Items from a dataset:
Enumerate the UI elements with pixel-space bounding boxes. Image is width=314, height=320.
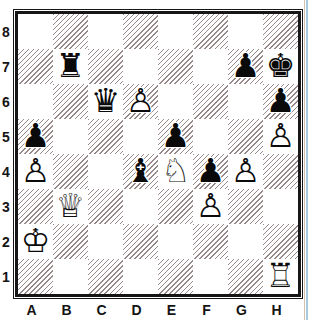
pawn-icon: ♟ <box>228 48 263 83</box>
square-c4 <box>88 154 123 189</box>
square-h6: ♟♟ <box>263 84 298 119</box>
square-f8 <box>193 14 228 49</box>
square-d4: ♝♝ <box>123 154 158 189</box>
square-b4 <box>53 154 88 189</box>
square-g7: ♟♟ <box>228 49 263 84</box>
piece-white-pawn-g4: ♟♙ <box>228 154 263 189</box>
piece-black-king-h7: ♚♚ <box>263 49 298 84</box>
piece-white-pawn-f3: ♟♙ <box>193 189 228 224</box>
square-h5: ♟♙ <box>263 119 298 154</box>
square-e1 <box>158 259 193 294</box>
square-b1 <box>53 259 88 294</box>
square-f6 <box>193 84 228 119</box>
square-e6 <box>158 84 193 119</box>
square-c1 <box>88 259 123 294</box>
knight-icon: ♘ <box>158 153 193 188</box>
square-d5 <box>123 119 158 154</box>
rank-label-8: 8 <box>0 14 12 49</box>
piece-white-king-a2: ♚♔ <box>18 224 53 259</box>
piece-white-pawn-a4: ♟♙ <box>18 154 53 189</box>
piece-black-pawn-f4: ♟♟ <box>193 154 228 189</box>
square-b8 <box>53 14 88 49</box>
file-label-g: G <box>224 301 259 319</box>
square-e8 <box>158 14 193 49</box>
square-d7 <box>123 49 158 84</box>
queen-icon: ♛ <box>88 83 123 118</box>
rook-icon: ♖ <box>263 258 298 293</box>
square-g6 <box>228 84 263 119</box>
square-g4: ♟♙ <box>228 154 263 189</box>
square-c2 <box>88 224 123 259</box>
square-g1 <box>228 259 263 294</box>
square-c7 <box>88 49 123 84</box>
square-f4: ♟♟ <box>193 154 228 189</box>
pawn-icon: ♙ <box>123 83 158 118</box>
square-a8 <box>18 14 53 49</box>
square-e2 <box>158 224 193 259</box>
square-h1: ♜♖ <box>263 259 298 294</box>
square-a7 <box>18 49 53 84</box>
board-frame: ♜♜♟♟♚♚♛♛♟♙♟♟♟♟♟♟♟♙♟♙♝♝♞♘♟♟♟♙♛♕♟♙♚♔♜♖ <box>13 9 303 299</box>
pawn-icon: ♙ <box>18 153 53 188</box>
file-label-h: H <box>259 301 294 319</box>
square-a4: ♟♙ <box>18 154 53 189</box>
rank-label-1: 1 <box>0 259 12 294</box>
square-b3: ♛♕ <box>53 189 88 224</box>
square-d3 <box>123 189 158 224</box>
square-g2 <box>228 224 263 259</box>
square-e5: ♟♟ <box>158 119 193 154</box>
square-h2 <box>263 224 298 259</box>
piece-black-pawn-a5: ♟♟ <box>18 119 53 154</box>
piece-black-pawn-g7: ♟♟ <box>228 49 263 84</box>
square-b7: ♜♜ <box>53 49 88 84</box>
pawn-icon: ♟ <box>18 118 53 153</box>
pawn-icon: ♟ <box>158 118 193 153</box>
pawn-icon: ♙ <box>228 153 263 188</box>
image-border-tan-line <box>304 0 305 320</box>
piece-white-pawn-h5: ♟♙ <box>263 119 298 154</box>
square-a6 <box>18 84 53 119</box>
square-h8 <box>263 14 298 49</box>
square-c6: ♛♛ <box>88 84 123 119</box>
rank-label-6: 6 <box>0 84 12 119</box>
square-d8 <box>123 14 158 49</box>
square-h7: ♚♚ <box>263 49 298 84</box>
square-a5: ♟♟ <box>18 119 53 154</box>
rank-label-5: 5 <box>0 119 12 154</box>
square-c8 <box>88 14 123 49</box>
square-f1 <box>193 259 228 294</box>
square-e4: ♞♘ <box>158 154 193 189</box>
image-border-blue-line <box>306 0 308 320</box>
board-grid: ♜♜♟♟♚♚♛♛♟♙♟♟♟♟♟♟♟♙♟♙♝♝♞♘♟♟♟♙♛♕♟♙♚♔♜♖ <box>18 14 298 294</box>
pawn-icon: ♙ <box>193 188 228 223</box>
queen-icon: ♕ <box>53 188 88 223</box>
square-d1 <box>123 259 158 294</box>
square-d6: ♟♙ <box>123 84 158 119</box>
square-a2: ♚♔ <box>18 224 53 259</box>
square-a1 <box>18 259 53 294</box>
square-c3 <box>88 189 123 224</box>
piece-black-pawn-h6: ♟♟ <box>263 84 298 119</box>
pawn-icon: ♟ <box>193 153 228 188</box>
file-label-b: B <box>49 301 84 319</box>
rank-label-4: 4 <box>0 154 12 189</box>
rank-label-3: 3 <box>0 189 12 224</box>
bishop-icon: ♝ <box>123 153 158 188</box>
square-e3 <box>158 189 193 224</box>
square-g5 <box>228 119 263 154</box>
file-label-d: D <box>119 301 154 319</box>
square-b2 <box>53 224 88 259</box>
piece-black-pawn-e5: ♟♟ <box>158 119 193 154</box>
file-label-e: E <box>154 301 189 319</box>
rook-icon: ♜ <box>53 48 88 83</box>
chess-diagram: 87654321 ♜♜♟♟♚♚♛♛♟♙♟♟♟♟♟♟♟♙♟♙♝♝♞♘♟♟♟♙♛♕♟… <box>0 0 314 320</box>
square-b6 <box>53 84 88 119</box>
file-labels: ABCDEFGH <box>14 301 294 319</box>
piece-white-queen-b3: ♛♕ <box>53 189 88 224</box>
board-inner-frame: ♜♜♟♟♚♚♛♛♟♙♟♟♟♟♟♟♟♙♟♙♝♝♞♘♟♟♟♙♛♕♟♙♚♔♜♖ <box>15 11 301 297</box>
rank-label-2: 2 <box>0 224 12 259</box>
square-g3 <box>228 189 263 224</box>
square-g8 <box>228 14 263 49</box>
square-e7 <box>158 49 193 84</box>
square-d2 <box>123 224 158 259</box>
square-f5 <box>193 119 228 154</box>
file-label-a: A <box>14 301 49 319</box>
piece-white-rook-h1: ♜♖ <box>263 259 298 294</box>
pawn-icon: ♟ <box>263 83 298 118</box>
file-label-f: F <box>189 301 224 319</box>
pawn-icon: ♙ <box>263 118 298 153</box>
file-label-c: C <box>84 301 119 319</box>
king-icon: ♚ <box>263 48 298 83</box>
piece-white-pawn-d6: ♟♙ <box>123 84 158 119</box>
square-b5 <box>53 119 88 154</box>
king-icon: ♔ <box>18 223 53 258</box>
piece-black-queen-c6: ♛♛ <box>88 84 123 119</box>
square-f2 <box>193 224 228 259</box>
square-a3 <box>18 189 53 224</box>
square-h4 <box>263 154 298 189</box>
piece-black-bishop-d4: ♝♝ <box>123 154 158 189</box>
square-f7 <box>193 49 228 84</box>
square-h3 <box>263 189 298 224</box>
rank-labels: 87654321 <box>0 14 12 294</box>
square-f3: ♟♙ <box>193 189 228 224</box>
square-c5 <box>88 119 123 154</box>
piece-white-knight-e4: ♞♘ <box>158 154 193 189</box>
rank-label-7: 7 <box>0 49 12 84</box>
piece-black-rook-b7: ♜♜ <box>53 49 88 84</box>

WHAT IS BEING ASKED:
Reproduce the lines of the items above, from the line containing "pawn-icon: ♟ <box>228 48 263 83</box>" through the line containing "piece-black-pawn-a5: ♟♟ <box>18", with both of those lines included.

OUTPUT BELOW:
pawn-icon: ♟ <box>228 48 263 83</box>
square-c4 <box>88 154 123 189</box>
square-h6: ♟♟ <box>263 84 298 119</box>
square-f8 <box>193 14 228 49</box>
square-d4: ♝♝ <box>123 154 158 189</box>
square-b4 <box>53 154 88 189</box>
square-g7: ♟♟ <box>228 49 263 84</box>
piece-white-pawn-g4: ♟♙ <box>228 154 263 189</box>
piece-black-king-h7: ♚♚ <box>263 49 298 84</box>
piece-white-pawn-f3: ♟♙ <box>193 189 228 224</box>
square-h5: ♟♙ <box>263 119 298 154</box>
square-e1 <box>158 259 193 294</box>
square-b1 <box>53 259 88 294</box>
square-f6 <box>193 84 228 119</box>
square-e6 <box>158 84 193 119</box>
square-c1 <box>88 259 123 294</box>
knight-icon: ♘ <box>158 153 193 188</box>
square-d5 <box>123 119 158 154</box>
rank-label-8: 8 <box>0 14 12 49</box>
piece-white-king-a2: ♚♔ <box>18 224 53 259</box>
piece-white-pawn-a4: ♟♙ <box>18 154 53 189</box>
piece-black-pawn-f4: ♟♟ <box>193 154 228 189</box>
square-b8 <box>53 14 88 49</box>
file-label-g: G <box>224 301 259 319</box>
square-e8 <box>158 14 193 49</box>
square-d7 <box>123 49 158 84</box>
queen-icon: ♛ <box>88 83 123 118</box>
rook-icon: ♖ <box>263 258 298 293</box>
square-g6 <box>228 84 263 119</box>
square-g4: ♟♙ <box>228 154 263 189</box>
square-c2 <box>88 224 123 259</box>
square-g1 <box>228 259 263 294</box>
square-c7 <box>88 49 123 84</box>
square-f4: ♟♟ <box>193 154 228 189</box>
pawn-icon: ♙ <box>123 83 158 118</box>
square-a8 <box>18 14 53 49</box>
square-e2 <box>158 224 193 259</box>
square-h1: ♜♖ <box>263 259 298 294</box>
square-a7 <box>18 49 53 84</box>
board-frame: ♜♜♟♟♚♚♛♛♟♙♟♟♟♟♟♟♟♙♟♙♝♝♞♘♟♟♟♙♛♕♟♙♚♔♜♖ <box>13 9 303 299</box>
pawn-icon: ♙ <box>18 153 53 188</box>
file-label-h: H <box>259 301 294 319</box>
square-a4: ♟♙ <box>18 154 53 189</box>
rank-label-1: 1 <box>0 259 12 294</box>
square-b3: ♛♕ <box>53 189 88 224</box>
square-d3 <box>123 189 158 224</box>
square-g2 <box>228 224 263 259</box>
square-e5: ♟♟ <box>158 119 193 154</box>
square-h2 <box>263 224 298 259</box>
piece-black-pawn-a5: ♟♟ <box>18 119 53 154</box>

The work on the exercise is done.